**Exercise directions**
Reproduce each line of the material exactly, minus any picture.
# # # # # # #
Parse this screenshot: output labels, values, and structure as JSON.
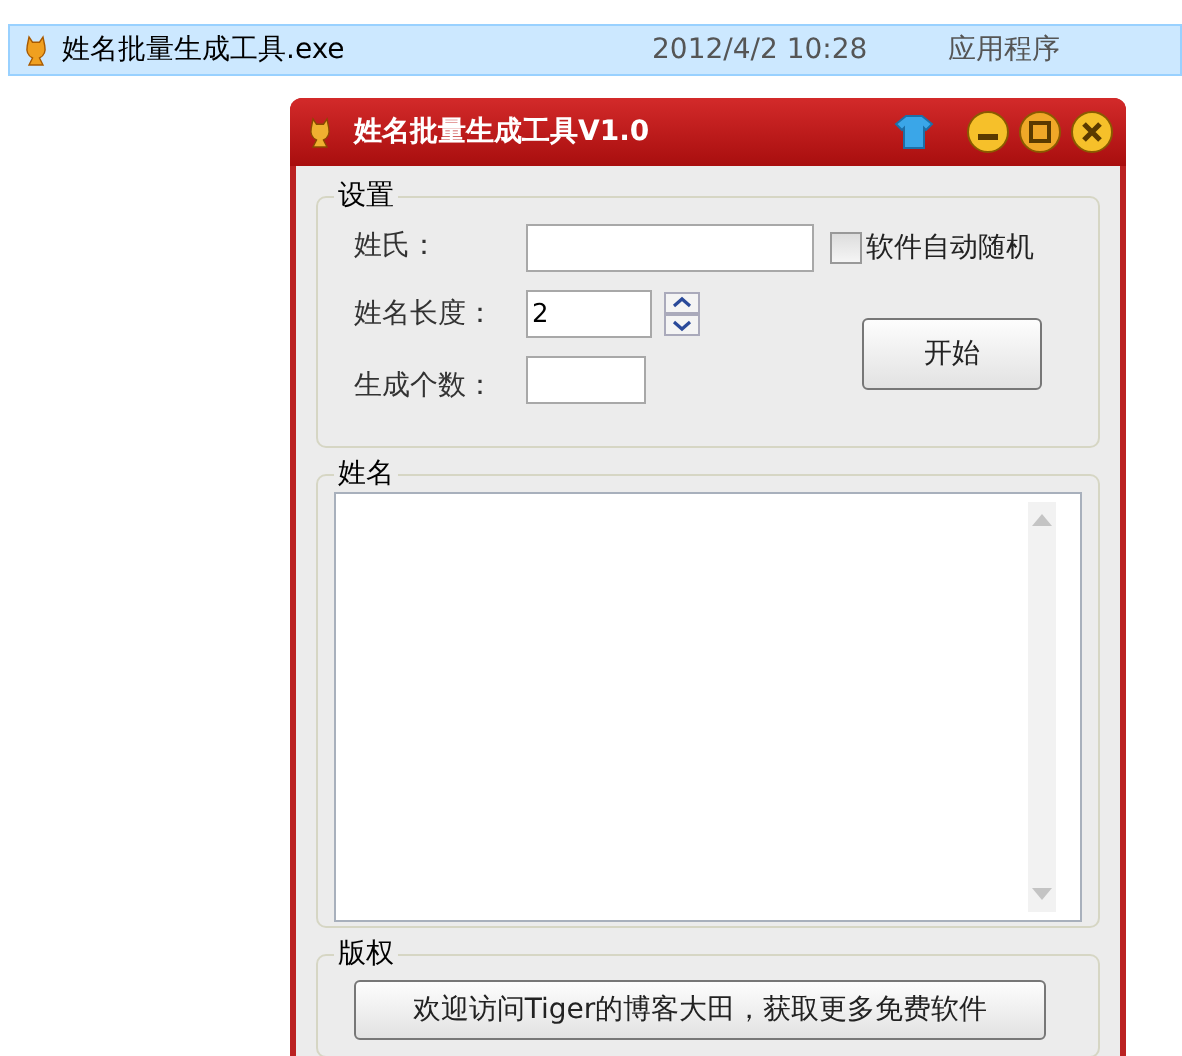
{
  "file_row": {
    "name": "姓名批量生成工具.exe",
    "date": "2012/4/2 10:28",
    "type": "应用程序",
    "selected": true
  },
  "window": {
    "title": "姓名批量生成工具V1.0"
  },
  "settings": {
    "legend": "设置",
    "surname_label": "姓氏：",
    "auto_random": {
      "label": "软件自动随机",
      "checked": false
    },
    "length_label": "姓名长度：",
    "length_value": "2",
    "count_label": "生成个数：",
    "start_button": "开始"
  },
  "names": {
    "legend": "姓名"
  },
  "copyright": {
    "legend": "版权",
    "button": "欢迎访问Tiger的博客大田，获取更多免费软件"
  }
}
# # # # # # #
**Final result**
Parse this screenshot: output labels, values, and structure as JSON.
{
  "file_row": {
    "name": "姓名批量生成工具.exe",
    "date": "2012/4/2 10:28",
    "type": "应用程序",
    "selected": true
  },
  "window": {
    "title": "姓名批量生成工具V1.0"
  },
  "settings": {
    "legend": "设置",
    "surname_label": "姓氏：",
    "auto_random": {
      "label": "软件自动随机",
      "checked": false
    },
    "length_label": "姓名长度：",
    "length_value": "2",
    "count_label": "生成个数：",
    "start_button": "开始"
  },
  "names": {
    "legend": "姓名"
  },
  "copyright": {
    "legend": "版权",
    "button": "欢迎访问Tiger的博客大田，获取更多免费软件"
  }
}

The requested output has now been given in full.